- [The request]: Tally the lines of the listing that contain the word "中国社交电商行业交易规模", then give the total and nothing else.

- [Input]:
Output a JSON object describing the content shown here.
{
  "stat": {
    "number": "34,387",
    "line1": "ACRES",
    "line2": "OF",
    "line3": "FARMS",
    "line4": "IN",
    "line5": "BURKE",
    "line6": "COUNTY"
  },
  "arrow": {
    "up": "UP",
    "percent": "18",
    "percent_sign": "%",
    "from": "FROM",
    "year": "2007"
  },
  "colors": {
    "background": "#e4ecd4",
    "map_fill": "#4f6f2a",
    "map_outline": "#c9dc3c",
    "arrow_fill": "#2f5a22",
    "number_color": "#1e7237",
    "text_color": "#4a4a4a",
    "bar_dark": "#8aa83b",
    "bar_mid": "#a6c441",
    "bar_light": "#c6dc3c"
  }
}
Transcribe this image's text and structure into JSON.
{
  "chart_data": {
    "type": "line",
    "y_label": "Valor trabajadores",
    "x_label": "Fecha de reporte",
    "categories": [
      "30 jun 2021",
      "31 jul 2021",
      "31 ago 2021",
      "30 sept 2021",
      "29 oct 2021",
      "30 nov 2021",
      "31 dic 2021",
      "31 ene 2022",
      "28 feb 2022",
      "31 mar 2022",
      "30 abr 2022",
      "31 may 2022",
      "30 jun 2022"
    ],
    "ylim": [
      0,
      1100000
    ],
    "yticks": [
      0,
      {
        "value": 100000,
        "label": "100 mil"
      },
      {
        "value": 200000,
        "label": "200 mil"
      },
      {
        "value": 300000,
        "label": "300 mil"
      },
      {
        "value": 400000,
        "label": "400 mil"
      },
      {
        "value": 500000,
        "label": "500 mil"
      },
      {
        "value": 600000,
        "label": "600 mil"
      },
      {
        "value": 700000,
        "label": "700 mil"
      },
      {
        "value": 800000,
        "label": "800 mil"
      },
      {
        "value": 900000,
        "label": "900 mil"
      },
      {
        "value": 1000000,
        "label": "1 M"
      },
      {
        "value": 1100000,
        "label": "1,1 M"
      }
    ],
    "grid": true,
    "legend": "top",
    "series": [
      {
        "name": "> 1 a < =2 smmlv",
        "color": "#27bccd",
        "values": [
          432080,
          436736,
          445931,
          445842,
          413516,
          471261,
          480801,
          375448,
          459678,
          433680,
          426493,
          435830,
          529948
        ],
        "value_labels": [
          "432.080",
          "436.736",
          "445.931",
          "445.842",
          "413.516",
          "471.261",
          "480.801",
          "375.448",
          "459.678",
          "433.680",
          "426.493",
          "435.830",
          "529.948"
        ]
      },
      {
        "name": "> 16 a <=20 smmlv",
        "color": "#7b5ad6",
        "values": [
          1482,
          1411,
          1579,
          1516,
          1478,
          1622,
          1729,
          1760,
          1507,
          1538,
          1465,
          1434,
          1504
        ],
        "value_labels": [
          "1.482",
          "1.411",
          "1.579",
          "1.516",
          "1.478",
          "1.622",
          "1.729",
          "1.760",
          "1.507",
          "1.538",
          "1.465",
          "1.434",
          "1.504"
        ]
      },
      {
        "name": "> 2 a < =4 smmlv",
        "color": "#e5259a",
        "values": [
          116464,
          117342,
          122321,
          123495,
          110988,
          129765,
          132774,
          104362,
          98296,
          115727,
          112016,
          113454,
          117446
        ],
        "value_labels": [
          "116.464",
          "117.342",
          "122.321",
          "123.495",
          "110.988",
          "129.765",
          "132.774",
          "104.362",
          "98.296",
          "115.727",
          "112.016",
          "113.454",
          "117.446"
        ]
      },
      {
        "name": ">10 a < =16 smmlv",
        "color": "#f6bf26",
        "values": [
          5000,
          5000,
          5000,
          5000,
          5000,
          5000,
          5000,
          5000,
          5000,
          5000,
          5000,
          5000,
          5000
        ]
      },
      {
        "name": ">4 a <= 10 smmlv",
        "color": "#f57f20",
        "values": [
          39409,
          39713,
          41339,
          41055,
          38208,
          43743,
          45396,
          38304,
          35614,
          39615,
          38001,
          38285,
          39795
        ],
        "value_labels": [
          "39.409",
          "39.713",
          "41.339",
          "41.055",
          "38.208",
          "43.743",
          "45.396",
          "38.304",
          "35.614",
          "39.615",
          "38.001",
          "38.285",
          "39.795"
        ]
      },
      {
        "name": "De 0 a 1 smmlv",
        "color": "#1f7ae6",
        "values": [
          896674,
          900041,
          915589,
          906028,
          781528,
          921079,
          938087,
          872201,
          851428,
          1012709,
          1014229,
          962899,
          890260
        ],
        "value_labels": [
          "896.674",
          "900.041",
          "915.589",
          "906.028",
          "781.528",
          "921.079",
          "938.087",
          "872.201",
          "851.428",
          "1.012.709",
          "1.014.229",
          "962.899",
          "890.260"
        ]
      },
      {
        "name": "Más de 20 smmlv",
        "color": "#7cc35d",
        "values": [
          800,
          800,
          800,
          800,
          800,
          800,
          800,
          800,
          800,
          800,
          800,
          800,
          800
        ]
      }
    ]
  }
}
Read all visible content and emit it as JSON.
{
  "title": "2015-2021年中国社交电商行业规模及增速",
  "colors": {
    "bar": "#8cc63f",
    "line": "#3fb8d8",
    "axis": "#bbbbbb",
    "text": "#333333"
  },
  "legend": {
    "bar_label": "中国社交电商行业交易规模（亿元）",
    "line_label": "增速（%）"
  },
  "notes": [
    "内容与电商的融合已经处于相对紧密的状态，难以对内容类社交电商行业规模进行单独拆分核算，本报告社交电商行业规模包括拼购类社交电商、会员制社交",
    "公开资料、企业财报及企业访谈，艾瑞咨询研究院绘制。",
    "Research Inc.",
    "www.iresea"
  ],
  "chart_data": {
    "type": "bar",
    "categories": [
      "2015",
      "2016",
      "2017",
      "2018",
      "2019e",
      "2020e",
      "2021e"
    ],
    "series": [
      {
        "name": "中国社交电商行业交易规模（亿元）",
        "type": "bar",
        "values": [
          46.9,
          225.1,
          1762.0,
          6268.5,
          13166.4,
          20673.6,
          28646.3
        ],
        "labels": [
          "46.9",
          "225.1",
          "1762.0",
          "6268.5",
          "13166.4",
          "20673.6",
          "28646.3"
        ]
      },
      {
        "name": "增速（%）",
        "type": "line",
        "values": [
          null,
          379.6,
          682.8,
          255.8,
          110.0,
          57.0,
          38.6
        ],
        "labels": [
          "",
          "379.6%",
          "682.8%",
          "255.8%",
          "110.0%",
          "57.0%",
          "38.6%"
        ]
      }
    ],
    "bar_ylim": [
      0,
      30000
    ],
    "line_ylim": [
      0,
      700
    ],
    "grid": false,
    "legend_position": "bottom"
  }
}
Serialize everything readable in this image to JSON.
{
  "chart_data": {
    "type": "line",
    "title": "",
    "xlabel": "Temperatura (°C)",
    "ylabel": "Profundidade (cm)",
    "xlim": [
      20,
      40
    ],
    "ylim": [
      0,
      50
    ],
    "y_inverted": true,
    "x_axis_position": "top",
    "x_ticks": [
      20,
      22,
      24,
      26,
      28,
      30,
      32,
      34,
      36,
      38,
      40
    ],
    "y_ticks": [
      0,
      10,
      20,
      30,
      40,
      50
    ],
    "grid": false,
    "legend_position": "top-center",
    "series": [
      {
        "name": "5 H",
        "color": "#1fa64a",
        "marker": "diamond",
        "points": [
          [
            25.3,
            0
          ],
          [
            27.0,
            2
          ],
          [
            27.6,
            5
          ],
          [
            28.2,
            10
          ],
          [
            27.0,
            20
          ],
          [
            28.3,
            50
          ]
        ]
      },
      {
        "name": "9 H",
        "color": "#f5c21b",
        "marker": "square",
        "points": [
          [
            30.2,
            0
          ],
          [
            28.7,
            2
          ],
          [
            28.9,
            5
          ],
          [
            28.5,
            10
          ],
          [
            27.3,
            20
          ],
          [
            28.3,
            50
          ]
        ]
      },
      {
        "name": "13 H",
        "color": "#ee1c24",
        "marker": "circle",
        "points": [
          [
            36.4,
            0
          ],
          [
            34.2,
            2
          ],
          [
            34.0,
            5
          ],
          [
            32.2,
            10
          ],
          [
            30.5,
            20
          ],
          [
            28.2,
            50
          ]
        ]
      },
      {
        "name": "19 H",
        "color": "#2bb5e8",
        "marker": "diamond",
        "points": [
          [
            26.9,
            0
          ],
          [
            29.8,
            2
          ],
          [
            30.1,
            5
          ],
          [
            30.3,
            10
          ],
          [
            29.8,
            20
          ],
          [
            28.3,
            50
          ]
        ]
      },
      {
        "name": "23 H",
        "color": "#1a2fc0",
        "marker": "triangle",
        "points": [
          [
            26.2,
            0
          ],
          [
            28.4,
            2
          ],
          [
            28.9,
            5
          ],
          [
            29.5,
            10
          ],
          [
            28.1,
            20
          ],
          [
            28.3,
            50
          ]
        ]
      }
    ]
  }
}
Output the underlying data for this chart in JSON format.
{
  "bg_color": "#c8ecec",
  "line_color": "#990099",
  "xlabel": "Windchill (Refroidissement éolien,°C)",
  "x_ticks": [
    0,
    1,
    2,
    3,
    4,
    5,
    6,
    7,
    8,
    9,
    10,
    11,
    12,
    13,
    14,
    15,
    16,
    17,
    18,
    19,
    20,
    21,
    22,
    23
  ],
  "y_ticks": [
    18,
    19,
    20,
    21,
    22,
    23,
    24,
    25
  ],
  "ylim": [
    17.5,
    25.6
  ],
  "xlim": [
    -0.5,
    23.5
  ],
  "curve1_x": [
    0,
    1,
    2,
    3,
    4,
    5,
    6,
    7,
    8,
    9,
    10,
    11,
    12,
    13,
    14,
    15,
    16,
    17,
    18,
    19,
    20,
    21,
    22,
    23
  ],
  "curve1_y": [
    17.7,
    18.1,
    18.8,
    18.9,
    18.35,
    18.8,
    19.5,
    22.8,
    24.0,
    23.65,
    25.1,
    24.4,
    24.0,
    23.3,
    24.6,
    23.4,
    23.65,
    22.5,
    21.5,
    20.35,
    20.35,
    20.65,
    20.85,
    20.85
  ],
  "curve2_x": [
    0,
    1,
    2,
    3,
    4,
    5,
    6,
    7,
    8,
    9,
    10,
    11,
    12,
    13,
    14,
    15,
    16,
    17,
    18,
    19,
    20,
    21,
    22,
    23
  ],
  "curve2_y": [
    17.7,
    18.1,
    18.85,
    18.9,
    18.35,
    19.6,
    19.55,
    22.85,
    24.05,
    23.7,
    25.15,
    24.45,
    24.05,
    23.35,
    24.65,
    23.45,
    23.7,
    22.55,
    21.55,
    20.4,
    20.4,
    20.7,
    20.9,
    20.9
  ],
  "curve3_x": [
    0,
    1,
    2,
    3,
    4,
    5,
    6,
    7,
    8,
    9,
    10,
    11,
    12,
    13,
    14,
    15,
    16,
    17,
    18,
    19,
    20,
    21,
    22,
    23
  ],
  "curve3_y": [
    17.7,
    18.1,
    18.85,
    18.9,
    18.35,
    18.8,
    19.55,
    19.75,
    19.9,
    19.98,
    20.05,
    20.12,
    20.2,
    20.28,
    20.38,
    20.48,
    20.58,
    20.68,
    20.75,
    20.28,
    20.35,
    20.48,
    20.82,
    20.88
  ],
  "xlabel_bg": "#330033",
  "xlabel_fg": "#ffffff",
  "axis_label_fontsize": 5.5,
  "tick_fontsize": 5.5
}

- [Written solution]: 2